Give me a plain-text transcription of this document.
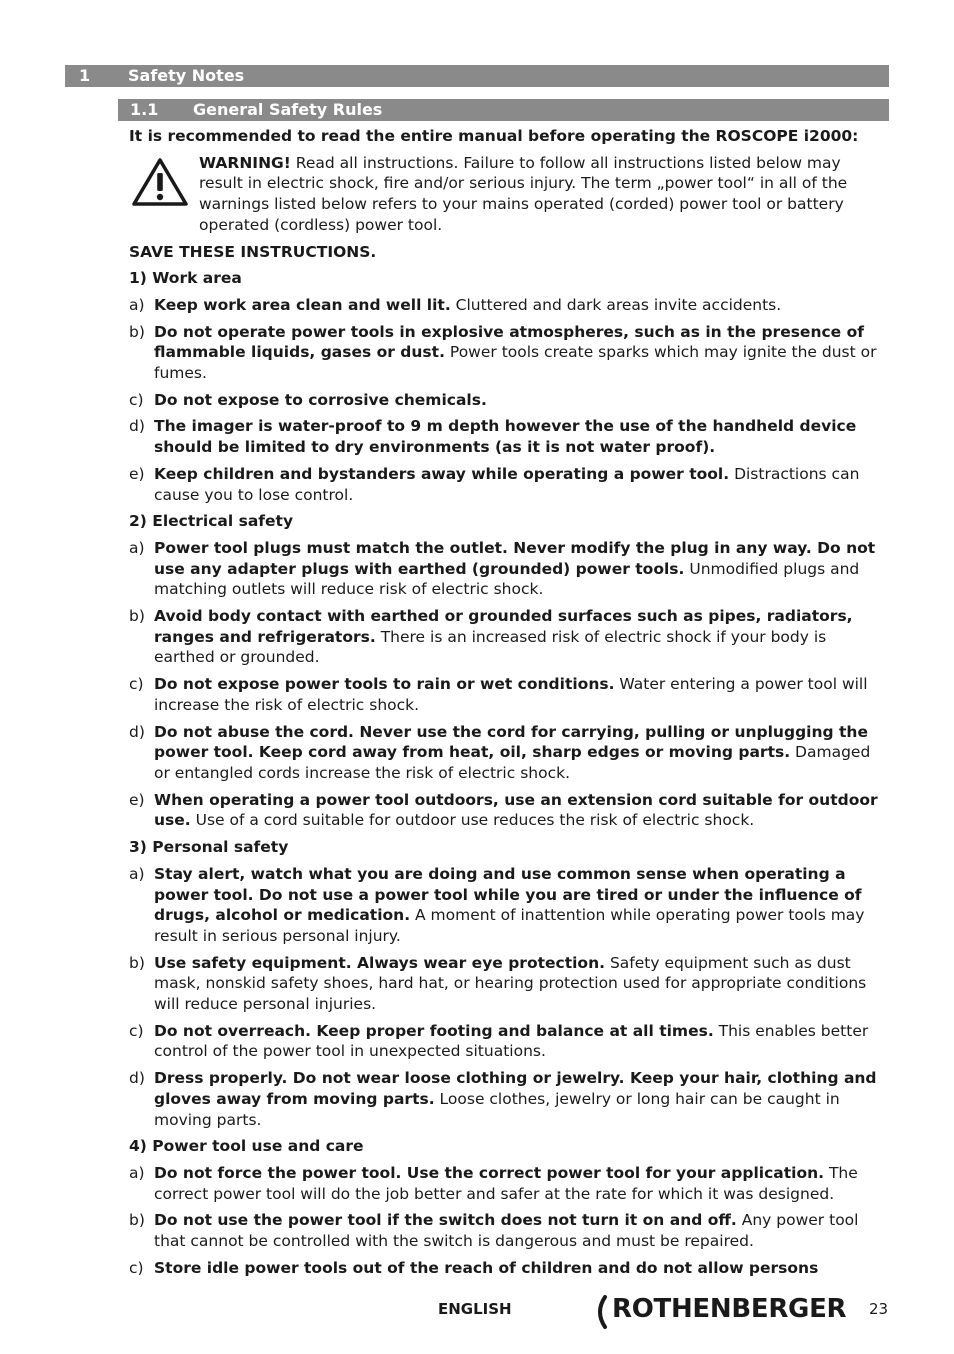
1 Safety Notes
1.1 General Safety Rules
It is recommended to read the entire manual before operating the ROSCOPE i2000:
WARNING! Read all instructions. Failure to follow all instructions listed below may result in electric shock, fire and/or serious injury. The term „power tool“ in all of the warnings listed below refers to your mains operated (corded) power tool or battery operated (cordless) power tool.
SAVE THESE INSTRUCTIONS.
1) Work area
a) Keep work area clean and well lit. Cluttered and dark areas invite accidents.
b) Do not operate power tools in explosive atmospheres, such as in the presence of flammable liquids, gases or dust. Power tools create sparks which may ignite the dust or fumes.
c) Do not expose to corrosive chemicals.
d) The imager is water-proof to 9 m depth however the use of the handheld device should be limited to dry environments (as it is not water proof).
e) Keep children and bystanders away while operating a power tool. Distractions can cause you to lose control.
2) Electrical safety
a) Power tool plugs must match the outlet. Never modify the plug in any way. Do not use any adapter plugs with earthed (grounded) power tools. Unmodified plugs and matching outlets will reduce risk of electric shock.
b) Avoid body contact with earthed or grounded surfaces such as pipes, radiators, ranges and refrigerators. There is an increased risk of electric shock if your body is earthed or grounded.
c) Do not expose power tools to rain or wet conditions. Water entering a power tool will increase the risk of electric shock.
d) Do not abuse the cord. Never use the cord for carrying, pulling or unplugging the power tool. Keep cord away from heat, oil, sharp edges or moving parts. Damaged or entangled cords increase the risk of electric shock.
e) When operating a power tool outdoors, use an extension cord suitable for outdoor use. Use of a cord suitable for outdoor use reduces the risk of electric shock.
3) Personal safety
a) Stay alert, watch what you are doing and use common sense when operating a power tool. Do not use a power tool while you are tired or under the influence of drugs, alcohol or medication. A moment of inattention while operating power tools may result in serious personal injury.
b) Use safety equipment. Always wear eye protection. Safety equipment such as dust mask, nonskid safety shoes, hard hat, or hearing protection used for appropriate conditions will reduce personal injuries.
c) Do not overreach. Keep proper footing and balance at all times. This enables better control of the power tool in unexpected situations.
d) Dress properly. Do not wear loose clothing or jewelry. Keep your hair, clothing and gloves away from moving parts. Loose clothes, jewelry or long hair can be caught in moving parts.
4) Power tool use and care
a) Do not force the power tool. Use the correct power tool for your application. The correct power tool will do the job better and safer at the rate for which it was designed.
b) Do not use the power tool if the switch does not turn it on and off. Any power tool that cannot be controlled with the switch is dangerous and must be repaired.
c) Store idle power tools out of the reach of children and do not allow persons
ENGLISH	ROTHENBERGER 23
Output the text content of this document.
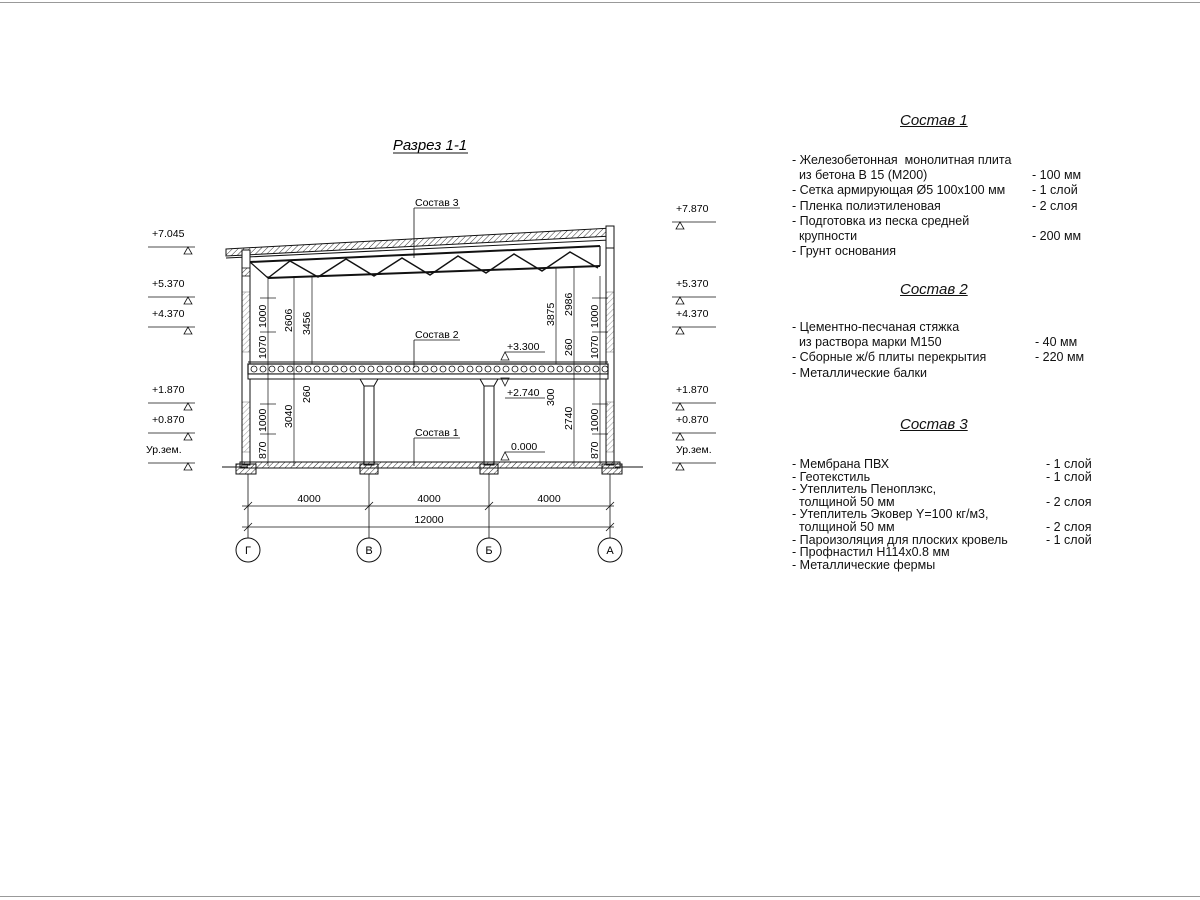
Разрез 1-1
Состав 3
Состав 2
Состав 1
+3.300
+2.740
0.000
+7.045
+5.370
+4.370
+1.870
+0.870
Ур.зем.
+7.870
+5.370
+4.370
+1.870
+0.870
Ур.зем.
1070
1000 2606 3456
260
870
1000 3040
3875 2986
1070
1000
260
300
870
1000
2740
4000	4000	4000
12000
Г	В	Б	А
Состав 1
- Железобетонная  монолитная плита
из бетона В 15 (М200)	- 100 мм
- Сетка армирующая Ø5 100х100 мм - 1 слой
- Пленка полиэтиленовая	- 2 слоя
- Подготовка из песка средней
крупности	- 200 мм
- Грунт основания
Состав 2
- Цементно-песчаная стяжка
из раствора марки М150	- 40 мм
- Сборные ж/б плиты перекрытия	- 220 мм
- Металлические балки
Состав 3
- Мембрана ПВХ	- 1 слой
- Геотекстиль	- 1 слой
- Утеплитель Пеноплэкс,
толщиной 50 мм	- 2 слоя
- Утеплитель Эковер Y=100 кг/м3,
толщиной 50 мм	- 2 слоя
- Пароизоляция для плоских кровель	- 1 слой
- Профнастил Н114х0.8 мм
- Металлические фермы
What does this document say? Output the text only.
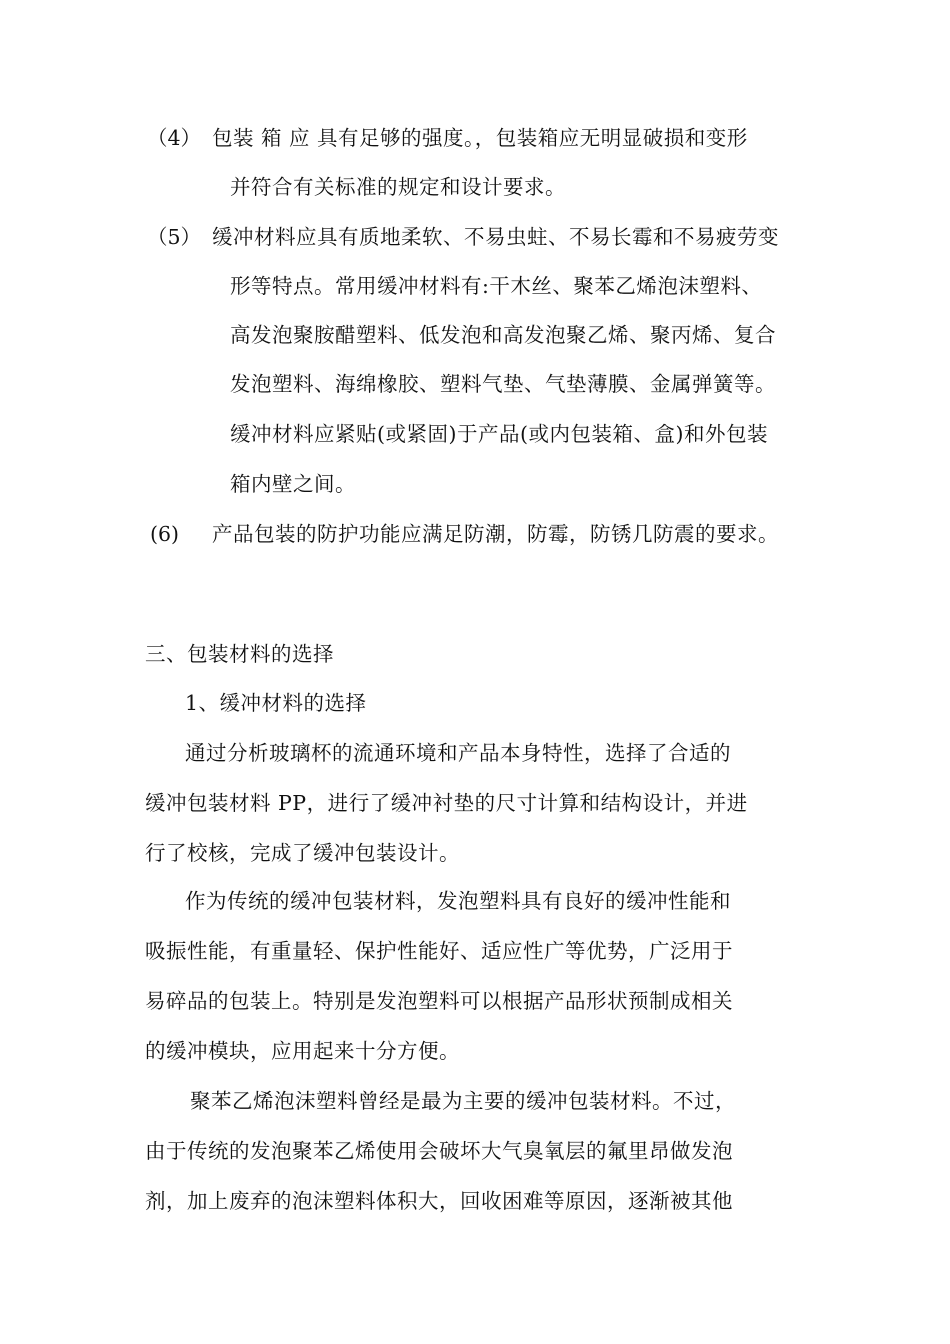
（4） 包装 箱 应 具有足够的强度。，包装箱应无明显破损和变形
并符合有关标准的规定和设计要求。
（5） 缓冲材料应具有质地柔软、不易虫蛀、不易长霉和不易疲劳变
形等特点。常用缓冲材料有:干木丝、聚苯乙烯泡沫塑料、
高发泡聚胺醋塑料、低发泡和高发泡聚乙烯、聚丙烯、复合
发泡塑料、海绵橡胶、塑料气垫、气垫薄膜、金属弹簧等。
缓冲材料应紧贴(或紧固)于产品(或内包装箱、盒)和外包装
箱内壁之间。
(6) 产品包装的防护功能应满足防潮，防霉，防锈几防震的要求。
三、包装材料的选择
1、缓冲材料的选择
通过分析玻璃杯的流通环境和产品本身特性，选择了合适的
缓冲包装材料 PP，进行了缓冲衬垫的尺寸计算和结构设计，并进
行了校核，完成了缓冲包装设计。
作为传统的缓冲包装材料，发泡塑料具有良好的缓冲性能和
吸振性能，有重量轻、保护性能好、适应性广等优势，广泛用于
易碎品的包装上。特别是发泡塑料可以根据产品形状预制成相关
的缓冲模块，应用起来十分方便。
聚苯乙烯泡沫塑料曾经是最为主要的缓冲包装材料。不过，
由于传统的发泡聚苯乙烯使用会破坏大气臭氧层的氟里昂做发泡
剂，加上废弃的泡沫塑料体积大，回收困难等原因，逐渐被其他
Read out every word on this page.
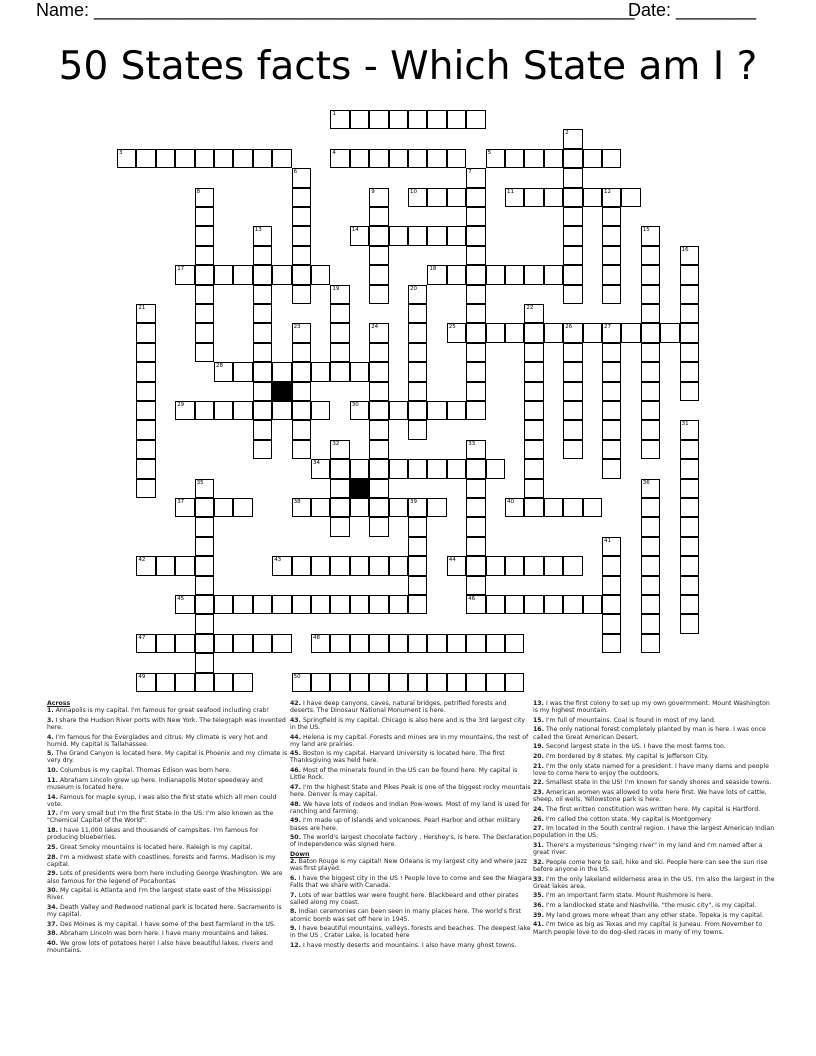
Name: ______________________________________________________
Date: ________
50 States facts - Which State am I ?
1
2
3	4	5
6	7
8	9	10	11	12
13	14	15
16
17	18
19	20
21	22
23	24	25	26	27
28
29	30
31
32	33
46
34
35	36
37	38	39	40
41
42	43	44
45
47	48
49	50
Across
1. Annapolis is my capital. I'm famous for great seafood including crab!
3. I share the Hudson River ports with New York. The telegraph was invented here.
4. I'm famous for the Everglades and citrus. My climate is very hot and humid. My capital is Tallahassee.
5. The Grand Canyon is located here. My capital is Phoenix and my climate is very dry.
10. Columbus is my capital. Thomas Edison was born here.
11. Abraham Lincoln grew up here. Indianapolis Motor speedway and museum is located here.
14. Famous for maple syrup, I was also the first state which all men could vote.
17. I'm very small but I'm the first State in the US. I'm also known as the "Chemical Capital of the World".
18. I have 11,000 lakes and thousands of campsites. I'm famous for producing blueberries.
25. Great Smoky mountains is located here. Raleigh is my capital.
28. I'm a midwest state with coastlines, forests and farms. Madison is my capital.
29. Lots of presidents were born here including George Washington. We are also famous for the legend of Pocahontas
30. My capital is Atlanta and I'm the largest state east of the Mississippi River.
34. Death Valley and Redwood national park is located here. Sacramento is my capital.
37. Des Moines is my capital. I have some of the best farmland in the US.
38. Abraham Lincoln was born here. I have many mountains and lakes.
40. We grow lots of potatoes here! I also have beautiful lakes, rivers and mountains.
42. I have deep canyons, caves, natural bridges, petrified forests and deserts. The Dinosaur National Monument is here.
43. Springfield is my capital. Chicago is also here and is the 3rd largest city in the US.
44. Helena is my capital. Forests and mines are in my mountains, the rest of my land are prairies.
45. Boston is my capital. Harvard University is located here. The first Thanksgiving was held here.
46. Most of the minerals found in the US can be found here. My capital is Little Rock.
47. I'm the highest State and Pikes Peak is one of the biggest rocky mountais here. Denver is may capital.
48. We have lots of rodeos and Indian Pow-wows. Most of my land is used for ranching and farming.
49. I'm made up of Islands and volcanoes. Pearl Harbor and other military bases are here.
50. The world's largest chocolate factory , Hershey's, is here. The Declaration of Independence was signed here.
Down
2. Baton Rouge is my capital! New Orleans is my largest city and where Jazz was first played.
6. I have the biggest city in the US ! People love to come and see the Niagara Falls that we share with Canada.
7. Lots of war battles war were fought here. Blackbeard and other pirates sailed along my coast.
8. Indian ceremonies can been seen in many places here. The world's first atomic bomb was set off here in 1945.
9. I have beautiful mountains, valleys, forests and beaches. The deepest lake in the US , Crater Lake, is located here
12. I have mostly deserts and mountains. I also have many ghost towns.
13. I was the first colony to set up my own goverrnment. Mount Washington is my highest mountain.
15. I'm full of mountains. Coal is found in most of my land.
16. The only national forest completely planted by man is here. I was once called the Great American Desert.
19. Second largest state in the US. I have the most farms too.
20. I'm bordered by 8 states. My capital is Jefferson City.
21. I'm the only state named for a president. I have many dams and people love to come here to enjoy the outdoors.
22. Smallest state in the US! I'm known for sandy shores and seaside towns.
23. American women was allowed to vote here first. We have lots of cattle, sheep, oil wells. Yellowstone park is here.
24. The first written constitution was written here. My capital is Hartford.
26. I'm called the cotton state. My capital is Montgomery
27. Im located in the South central region. I have the largest American Indian population in the US.
31. There's a mysterious "singing river" in my land and I'm named after a great river.
32. People come here to sail, hike and ski. People here can see the sun rise before anyone in the US.
33. I'm the only lakeland wilderness area in the US. I'm also the largest in the Great lakes area.
35. I'm an important farm state. Mount Rushmore is here.
36. I'm a landlocked state and Nashville, "the music city", is my capital.
39. My land grows more wheat than any other state. Topeka is my capital.
41. I'm twice as big as Texas and my capital is Juneau. From November to March people love to do dog-sled races in many of my towns.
★ ★ ★ ★ ★
◆ STATED TASK
Of the lines in the records, determine how many contain the word "deserts", and report that number alone.

◆ EXERCISE OUTPUT
2